** GIVEN RECORDS **
^^^^^^^^^^^^^^^^
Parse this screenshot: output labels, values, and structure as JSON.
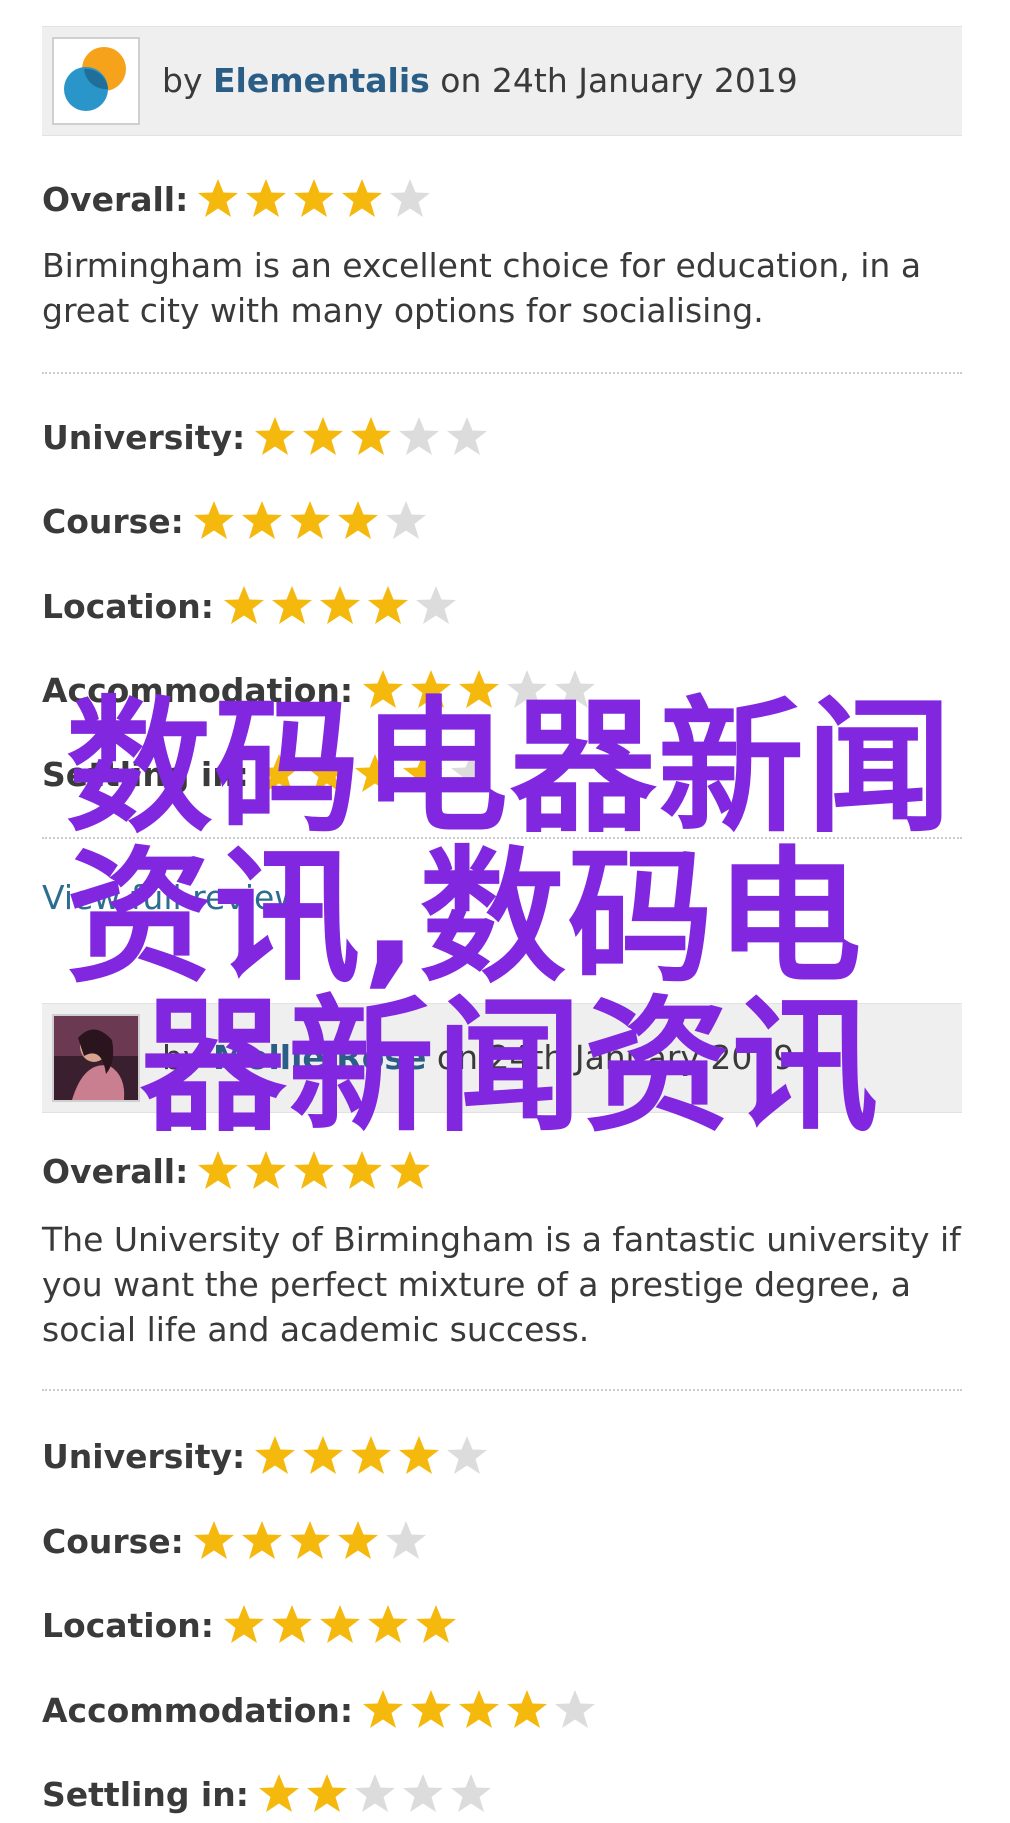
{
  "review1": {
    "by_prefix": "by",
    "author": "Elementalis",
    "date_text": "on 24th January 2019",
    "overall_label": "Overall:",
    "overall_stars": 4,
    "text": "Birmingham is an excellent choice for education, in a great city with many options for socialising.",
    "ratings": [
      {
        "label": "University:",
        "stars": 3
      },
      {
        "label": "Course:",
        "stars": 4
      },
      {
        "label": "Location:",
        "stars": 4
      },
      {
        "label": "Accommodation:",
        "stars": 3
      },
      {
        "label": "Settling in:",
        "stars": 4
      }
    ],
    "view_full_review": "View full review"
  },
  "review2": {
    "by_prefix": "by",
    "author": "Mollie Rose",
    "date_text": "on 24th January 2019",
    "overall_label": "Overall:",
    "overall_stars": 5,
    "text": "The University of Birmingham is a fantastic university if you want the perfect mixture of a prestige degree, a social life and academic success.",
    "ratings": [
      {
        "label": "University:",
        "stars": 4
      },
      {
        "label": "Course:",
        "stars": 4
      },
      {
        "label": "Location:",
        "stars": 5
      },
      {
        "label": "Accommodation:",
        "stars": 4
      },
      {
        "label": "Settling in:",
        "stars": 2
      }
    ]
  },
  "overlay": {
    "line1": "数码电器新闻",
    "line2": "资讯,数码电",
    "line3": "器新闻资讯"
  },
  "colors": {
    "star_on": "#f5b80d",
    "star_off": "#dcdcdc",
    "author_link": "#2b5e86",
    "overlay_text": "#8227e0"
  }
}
^^^^^^^^^^^^^^^^
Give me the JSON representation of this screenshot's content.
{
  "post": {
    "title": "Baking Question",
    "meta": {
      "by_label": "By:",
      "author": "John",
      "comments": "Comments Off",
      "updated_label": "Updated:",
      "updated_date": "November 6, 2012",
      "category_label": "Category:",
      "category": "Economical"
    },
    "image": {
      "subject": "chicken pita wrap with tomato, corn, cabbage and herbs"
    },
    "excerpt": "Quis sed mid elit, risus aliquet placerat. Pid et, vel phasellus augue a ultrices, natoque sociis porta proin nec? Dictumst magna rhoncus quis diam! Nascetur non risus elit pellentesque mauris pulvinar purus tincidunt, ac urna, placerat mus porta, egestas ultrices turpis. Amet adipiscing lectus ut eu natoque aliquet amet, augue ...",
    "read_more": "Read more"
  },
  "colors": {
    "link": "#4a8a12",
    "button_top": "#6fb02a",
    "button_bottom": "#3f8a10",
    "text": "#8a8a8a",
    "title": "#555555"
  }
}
^^^^^^^^^^^^^^^^
** REQUIREMENTS **
Copy each line that contains the word "Birmingham".

** REPLY **
    "text": "Birmingham is an excellent choice for education, in a great city with many options for socialising.",
    "text": "The University of Birmingham is a fantastic university if you want the perfect mixture of a prestige degree, a social life and academic success.",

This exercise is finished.